Saved data entries –
________________________
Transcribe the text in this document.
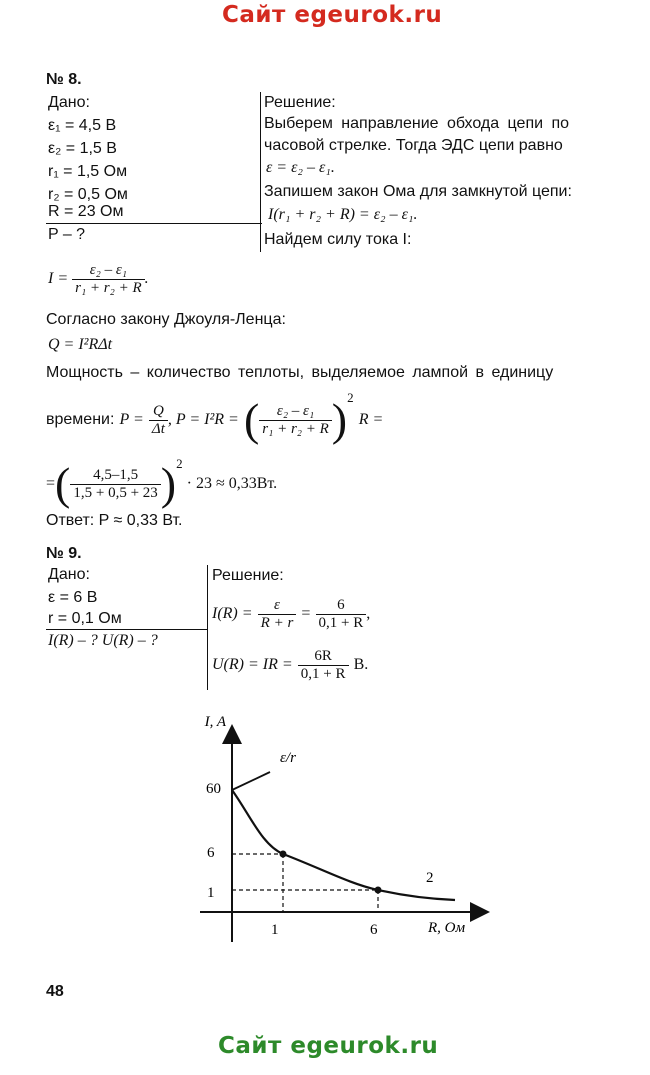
Сайт egeurok.ru
№ 8.
Дано:
ε₁ = 4,5 В
ε₂ = 1,5 В
r₁ = 1,5 Ом
r₂ = 0,5 Ом
R = 23 Ом
P – ?
Решение:
Выберем направление обхода цепи по
часовой стрелке. Тогда ЭДС цепи равно
ε = ε₂ – ε₁.
Запишем закон Ома для замкнутой цепи:
I(r₁ + r₂ + R) = ε₂ – ε₁.
Найдем силу тока I:
$I = \frac{\text{ε₂ – ε₁}}{\text{r₁ + r₂ + R}}$ .
Согласно закону Джоуля-Ленца:
Q = I²RΔt
Мощность – количество теплоты, выделяемое лампой в единицу
времени:
P =
$\frac{Q}{\Delta t}$ , P = I²R =
( $\frac{\text{ε₂ – ε₁}}{\text{r₁ + r₂ + R}} )^2$

R =
= ( $\frac{4,5-1,5}{1,5 + 0,5 + 23} )^2$
· 23 ≈ 0,33Вт.
Ответ: P ≈ 0,33 Вт.
№ 9.
Дано:
ε = 6 В
r = 0,1 Ом
I(R) – ? U(R) – ?
Решение:
I(R) =
$\frac{\varepsilon}{R + r}$
=
$\frac{6}{0,1 + R}$ ,
U(R) = IR =
$\frac{6R}{0,1 + R}$
В.
I, A
R, Ом
60
6
1
1	6
ε/r
2
48
Сайт egeurok.ru
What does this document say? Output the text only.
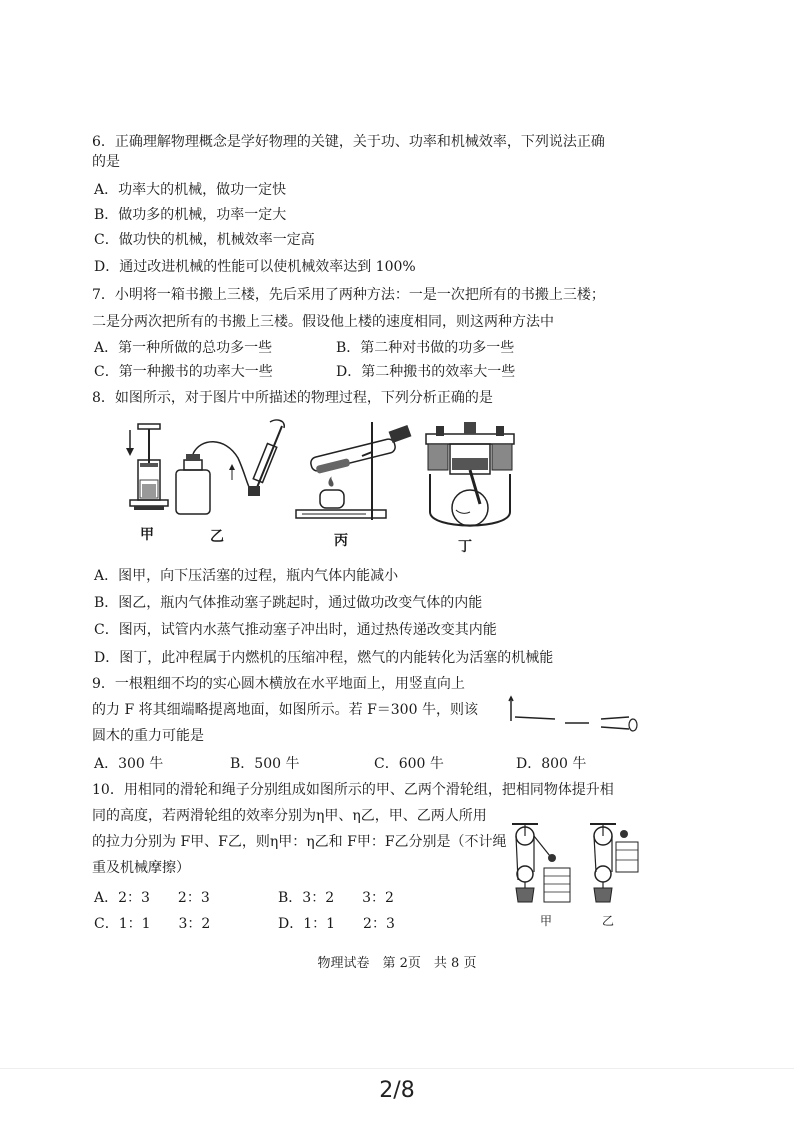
6．正确理解物理概念是学好物理的关键，关于功、功率和机械效率，下列说法正确
的是
A．功率大的机械，做功一定快
B．做功多的机械，功率一定大
C．做功快的机械，机械效率一定高
D．通过改进机械的性能可以使机械效率达到 100%
7．小明将一箱书搬上三楼，先后采用了两种方法：一是一次把所有的书搬上三楼；
二是分两次把所有的书搬上三楼。假设他上楼的速度相同，则这两种方法中
A．第一种所做的总功多一些	B．第二种对书做的功多一些
C．第一种搬书的功率大一些	D．第二种搬书的效率大一些
8．如图所示，对于图片中所描述的物理过程，下列分析正确的是
甲	乙	丙	丁
A．图甲，向下压活塞的过程，瓶内气体内能减小
B．图乙，瓶内气体推动塞子跳起时，通过做功改变气体的内能
C．图丙，试管内水蒸气推动塞子冲出时，通过热传递改变其内能
D．图丁，此冲程属于内燃机的压缩冲程，燃气的内能转化为活塞的机械能
9．一根粗细不均的实心圆木横放在水平地面上，用竖直向上
的力 F 将其细端略提离地面，如图所示。若 F＝300 牛，则该
圆木的重力可能是
A．300 牛	B．500 牛	C．600 牛	D．800 牛
10．用相同的滑轮和绳子分别组成如图所示的甲、乙两个滑轮组，把相同物体提升相
同的高度，若两滑轮组的效率分别为η甲、η乙，甲、乙两人所用
的拉力分别为 F甲、F乙，则η甲：η乙和 F甲：F乙分别是（不计绳
重及机械摩擦）
A．2：3　　2：3	B．3：2　　3：2
C．1：1　　3：2	D．1：1　　2：3	甲	乙
物理试卷　第 2页　共 8 页
2/8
________________________
WORK TO DO – Replicate the material above verbatim; images stay out of the copy.

CORRECT OUTPUT –
Transcribe the text in this document.
Сайт egeurok.ru
№ 8.
Дано:
ε₁ = 4,5 В
ε₂ = 1,5 В
r₁ = 1,5 Ом
r₂ = 0,5 Ом
R = 23 Ом
P – ?
Решение:
Выберем направление обхода цепи по
часовой стрелке. Тогда ЭДС цепи равно
ε = ε₂ – ε₁.
Запишем закон Ома для замкнутой цепи:
I(r₁ + r₂ + R) = ε₂ – ε₁.
Найдем силу тока I:
$I = \frac{\text{ε₂ – ε₁}}{\text{r₁ + r₂ + R}}$ .
Согласно закону Джоуля-Ленца:
Q = I²RΔt
Мощность – количество теплоты, выделяемое лампой в единицу
времени:
P =
$\frac{Q}{\Delta t}$ , P = I²R =
( $\frac{\text{ε₂ – ε₁}}{\text{r₁ + r₂ + R}} )^2$

R =
= ( $\frac{4,5-1,5}{1,5 + 0,5 + 23} )^2$
· 23 ≈ 0,33Вт.
Ответ: P ≈ 0,33 Вт.
№ 9.
Дано:
ε = 6 В
r = 0,1 Ом
I(R) – ? U(R) – ?
Решение:
I(R) =
$\frac{\varepsilon}{R + r}$
=
$\frac{6}{0,1 + R}$ ,
U(R) = IR =
$\frac{6R}{0,1 + R}$
В.
I, A
R, Ом
60
6
1
1	6
ε/r
2
48
Сайт egeurok.ru
What does this document say? Output the text only.
6．正确理解物理概念是学好物理的关键，关于功、功率和机械效率，下列说法正确
的是
A．功率大的机械，做功一定快
B．做功多的机械，功率一定大
C．做功快的机械，机械效率一定高
D．通过改进机械的性能可以使机械效率达到 100%
7．小明将一箱书搬上三楼，先后采用了两种方法：一是一次把所有的书搬上三楼；
二是分两次把所有的书搬上三楼。假设他上楼的速度相同，则这两种方法中
A．第一种所做的总功多一些	B．第二种对书做的功多一些
C．第一种搬书的功率大一些	D．第二种搬书的效率大一些
8．如图所示，对于图片中所描述的物理过程，下列分析正确的是
甲	乙	丙	丁
A．图甲，向下压活塞的过程，瓶内气体内能减小
B．图乙，瓶内气体推动塞子跳起时，通过做功改变气体的内能
C．图丙，试管内水蒸气推动塞子冲出时，通过热传递改变其内能
D．图丁，此冲程属于内燃机的压缩冲程，燃气的内能转化为活塞的机械能
9．一根粗细不均的实心圆木横放在水平地面上，用竖直向上
的力 F 将其细端略提离地面，如图所示。若 F＝300 牛，则该
圆木的重力可能是
A．300 牛	B．500 牛	C．600 牛	D．800 牛
10．用相同的滑轮和绳子分别组成如图所示的甲、乙两个滑轮组，把相同物体提升相
同的高度，若两滑轮组的效率分别为η甲、η乙，甲、乙两人所用
的拉力分别为 F甲、F乙，则η甲：η乙和 F甲：F乙分别是（不计绳
重及机械摩擦）
A．2：3　　2：3	B．3：2　　3：2
C．1：1　　3：2	D．1：1　　2：3	甲	乙
物理试卷　第 2页　共 8 页
2/8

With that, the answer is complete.